## [TRY IT]
Find the string "avsedd" in the records and copy each line where it occurs.
########
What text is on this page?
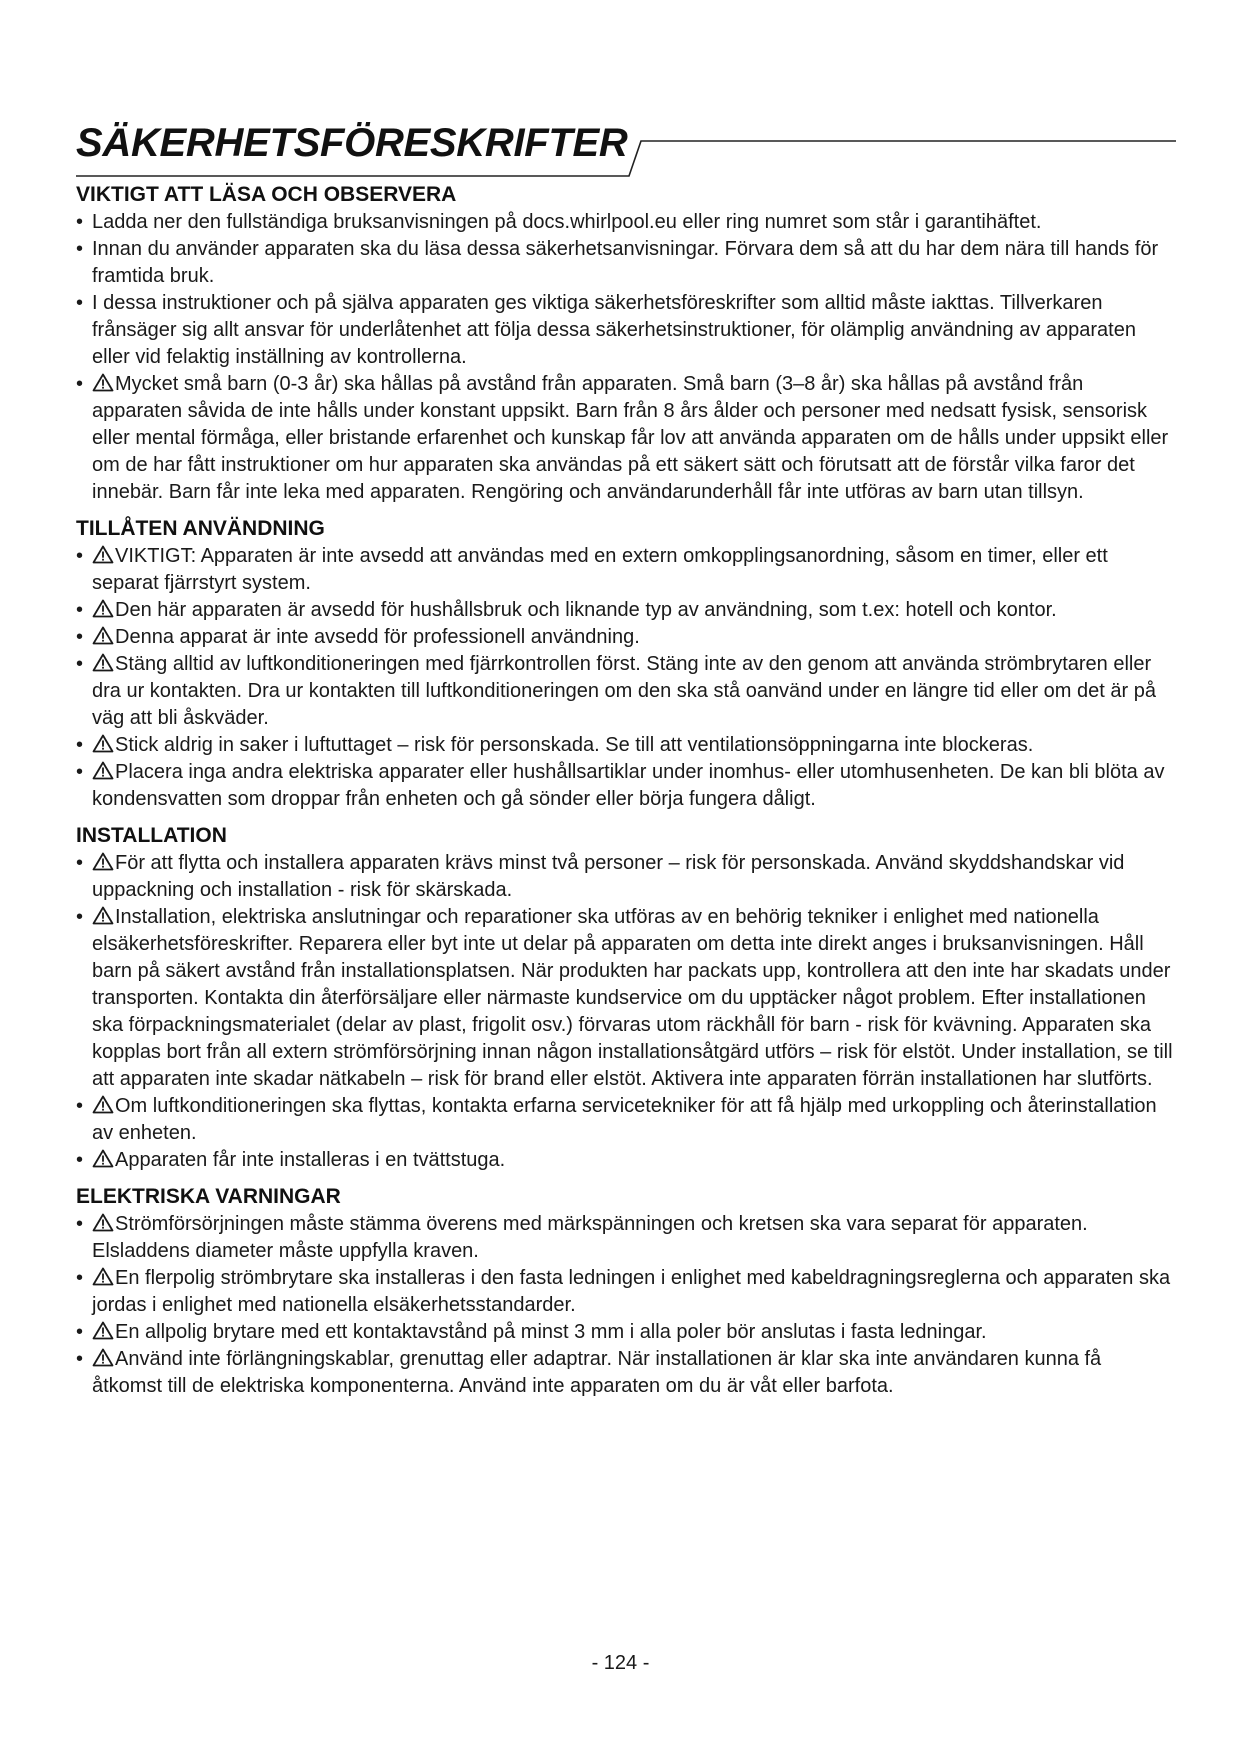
SÄKERHETSFÖRESKRIFTER
VIKTIGT ATT LÄSA OCH OBSERVERA
• Ladda ner den fullständiga bruksanvisningen på docs.whirlpool.eu eller ring numret som står i garantihäftet.
• Innan du använder apparaten ska du läsa dessa säkerhetsanvisningar. Förvara dem så att du har dem nära till hands för framtida bruk.
• I dessa instruktioner och på själva apparaten ges viktiga säkerhetsföreskrifter som alltid måste iakttas. Tillverkaren frånsäger sig allt ansvar för underlåtenhet att följa dessa säkerhetsinstruktioner, för olämplig användning av apparaten eller vid felaktig inställning av kontrollerna.
• Mycket små barn (0-3 år) ska hållas på avstånd från apparaten. Små barn (3–8 år) ska hållas på avstånd från apparaten såvida de inte hålls under konstant uppsikt. Barn från 8 års ålder och personer med nedsatt fysisk, sensorisk eller mental förmåga, eller bristande erfarenhet och kunskap får lov att använda apparaten om de hålls under uppsikt eller om de har fått instruktioner om hur apparaten ska användas på ett säkert sätt och förutsatt att de förstår vilka faror det innebär. Barn får inte leka med apparaten. Rengöring och användarunderhåll får inte utföras av barn utan tillsyn.
TILLÅTEN ANVÄNDNING
• VIKTIGT: Apparaten är inte avsedd att användas med en extern omkopplingsanordning, såsom en timer, eller ett separat fjärrstyrt system.
• Den här apparaten är avsedd för hushållsbruk och liknande typ av användning, som t.ex: hotell och kontor.
• Denna apparat är inte avsedd för professionell användning.
• Stäng alltid av luftkonditioneringen med fjärrkontrollen först. Stäng inte av den genom att använda strömbrytaren eller dra ur kontakten. Dra ur kontakten till luftkonditioneringen om den ska stå oanvänd under en längre tid eller om det är på väg att bli åskväder.
• Stick aldrig in saker i luftuttaget – risk för personskada. Se till att ventilationsöppningarna inte blockeras.
• Placera inga andra elektriska apparater eller hushållsartiklar under inomhus- eller utomhusenheten. De kan bli blöta av kondensvatten som droppar från enheten och gå sönder eller börja fungera dåligt.
INSTALLATION
• För att flytta och installera apparaten krävs minst två personer – risk för personskada. Använd skyddshandskar vid uppackning och installation - risk för skärskada.
• Installation, elektriska anslutningar och reparationer ska utföras av en behörig tekniker i enlighet med nationella elsäkerhetsföreskrifter. Reparera eller byt inte ut delar på apparaten om detta inte direkt anges i bruksanvisningen. Håll barn på säkert avstånd från installationsplatsen. När produkten har packats upp, kontrollera att den inte har skadats under transporten. Kontakta din återförsäljare eller närmaste kundservice om du upptäcker något problem. Efter installationen ska förpackningsmaterialet (delar av plast, frigolit osv.) förvaras utom räckhåll för barn - risk för kvävning. Apparaten ska kopplas bort från all extern strömförsörjning innan någon installationsåtgärd utförs – risk för elstöt. Under installation, se till att apparaten inte skadar nätkabeln – risk för brand eller elstöt. Aktivera inte apparaten förrän installationen har slutförts.
• Om luftkonditioneringen ska flyttas, kontakta erfarna servicetekniker för att få hjälp med urkoppling och återinstallation av enheten.
• Apparaten får inte installeras i en tvättstuga.
ELEKTRISKA VARNINGAR
• Strömförsörjningen måste stämma överens med märkspänningen och kretsen ska vara separat för apparaten.
Elsladdens diameter måste uppfylla kraven.
• En flerpolig strömbrytare ska installeras i den fasta ledningen i enlighet med kabeldragningsreglerna och apparaten ska jordas i enlighet med nationella elsäkerhetsstandarder.
• En allpolig brytare med ett kontaktavstånd på minst 3 mm i alla poler bör anslutas i fasta ledningar.
• Använd inte förlängningskablar, grenuttag eller adaptrar. När installationen är klar ska inte användaren kunna få åtkomst till de elektriska komponenterna. Använd inte apparaten om du är våt eller barfota.
- 124 -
########
## [RESULT OF THIS EXERCISE]
• VIKTIGT: Apparaten är inte avsedd att användas med en extern omkopplingsanordning, såsom en timer, eller ett separat fjärrstyrt system.
• Den här apparaten är avsedd för hushållsbruk och liknande typ av användning, som t.ex: hotell och kontor.
• Denna apparat är inte avsedd för professionell användning.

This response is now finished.